WRITTEN TASK => Copy out all lines carrying the word "value".
(begin)
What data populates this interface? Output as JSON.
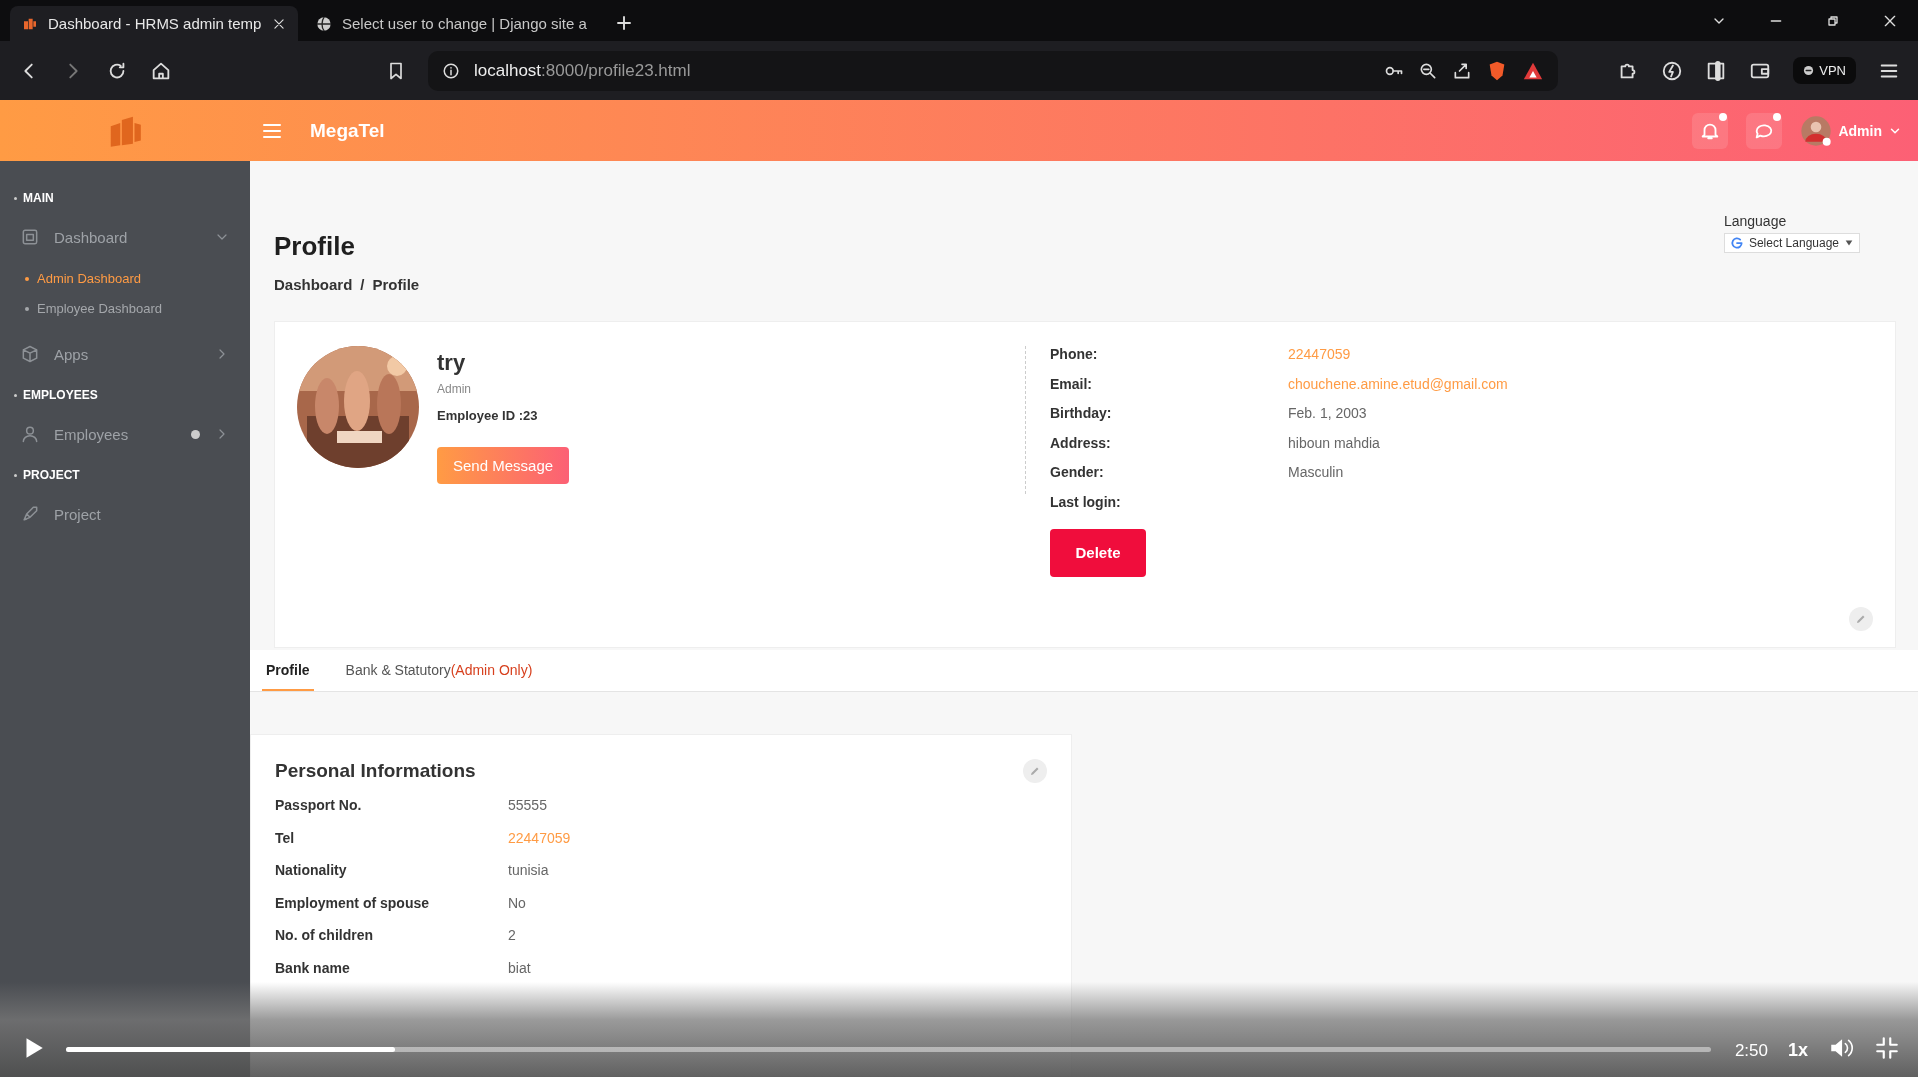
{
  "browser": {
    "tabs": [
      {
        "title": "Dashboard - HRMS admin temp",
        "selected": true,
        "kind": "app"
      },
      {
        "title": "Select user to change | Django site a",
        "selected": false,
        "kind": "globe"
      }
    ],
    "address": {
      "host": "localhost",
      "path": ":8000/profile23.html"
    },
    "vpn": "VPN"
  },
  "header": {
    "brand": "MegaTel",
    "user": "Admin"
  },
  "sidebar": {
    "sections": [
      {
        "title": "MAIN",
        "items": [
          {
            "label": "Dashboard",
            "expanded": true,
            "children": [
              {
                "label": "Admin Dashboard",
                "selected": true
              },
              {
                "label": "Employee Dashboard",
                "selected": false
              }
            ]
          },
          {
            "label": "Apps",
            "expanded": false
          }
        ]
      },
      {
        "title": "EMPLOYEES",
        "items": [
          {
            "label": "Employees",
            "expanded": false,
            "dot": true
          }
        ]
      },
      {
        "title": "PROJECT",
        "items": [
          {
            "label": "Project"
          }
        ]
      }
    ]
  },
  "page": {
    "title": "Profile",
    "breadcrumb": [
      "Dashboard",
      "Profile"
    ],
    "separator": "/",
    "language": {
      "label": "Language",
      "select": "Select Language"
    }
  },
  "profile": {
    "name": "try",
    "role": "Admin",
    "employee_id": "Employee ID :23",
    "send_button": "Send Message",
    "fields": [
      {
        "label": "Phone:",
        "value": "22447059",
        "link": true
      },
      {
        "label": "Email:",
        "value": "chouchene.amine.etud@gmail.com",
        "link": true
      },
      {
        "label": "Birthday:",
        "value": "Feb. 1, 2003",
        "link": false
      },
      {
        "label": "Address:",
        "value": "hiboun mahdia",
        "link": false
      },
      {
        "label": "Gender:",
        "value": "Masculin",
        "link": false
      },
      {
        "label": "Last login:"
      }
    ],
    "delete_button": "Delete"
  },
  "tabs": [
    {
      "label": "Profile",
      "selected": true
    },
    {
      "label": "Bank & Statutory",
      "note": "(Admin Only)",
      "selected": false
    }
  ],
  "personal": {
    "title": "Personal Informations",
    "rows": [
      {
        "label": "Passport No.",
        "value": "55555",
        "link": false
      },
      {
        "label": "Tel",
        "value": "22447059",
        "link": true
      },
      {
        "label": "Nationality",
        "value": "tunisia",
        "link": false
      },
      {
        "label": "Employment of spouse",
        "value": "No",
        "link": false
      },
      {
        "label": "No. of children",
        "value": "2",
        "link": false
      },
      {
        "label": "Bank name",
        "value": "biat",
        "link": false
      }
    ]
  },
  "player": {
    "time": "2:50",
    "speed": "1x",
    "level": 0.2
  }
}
(end)
(begin)
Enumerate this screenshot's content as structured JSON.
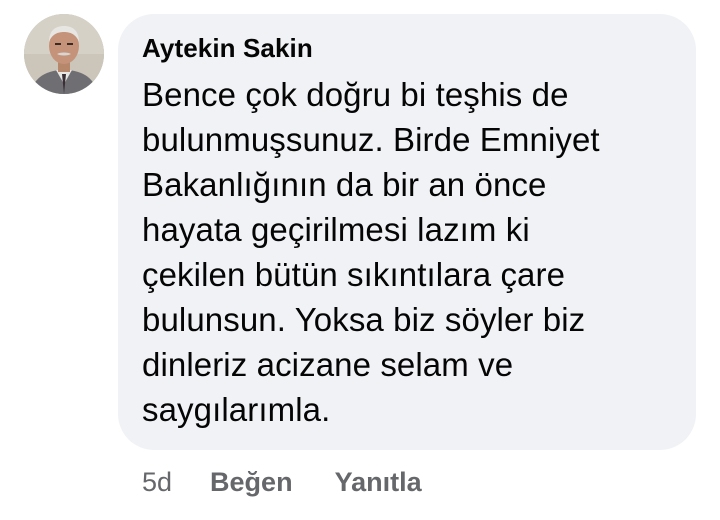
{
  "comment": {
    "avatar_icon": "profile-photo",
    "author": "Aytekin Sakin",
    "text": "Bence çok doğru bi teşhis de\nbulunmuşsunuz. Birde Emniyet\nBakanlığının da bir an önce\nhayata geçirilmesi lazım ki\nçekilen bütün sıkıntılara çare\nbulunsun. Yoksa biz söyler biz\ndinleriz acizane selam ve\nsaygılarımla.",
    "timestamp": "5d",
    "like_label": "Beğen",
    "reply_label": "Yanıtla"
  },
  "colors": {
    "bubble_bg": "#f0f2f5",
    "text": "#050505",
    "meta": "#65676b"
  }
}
(end)
EXERCISE SOLUTION =>
        "value": "22447059",
        "value": "chouchene.amine.etud@gmail.com",
        "value": "Feb. 1, 2003",
        "value": "hiboun mahdia",
        "value": "Masculin",
        "value": "55555",
        "value": "22447059",
        "value": "tunisia",
        "value": "No",
        "value": "2",
        "value": "biat",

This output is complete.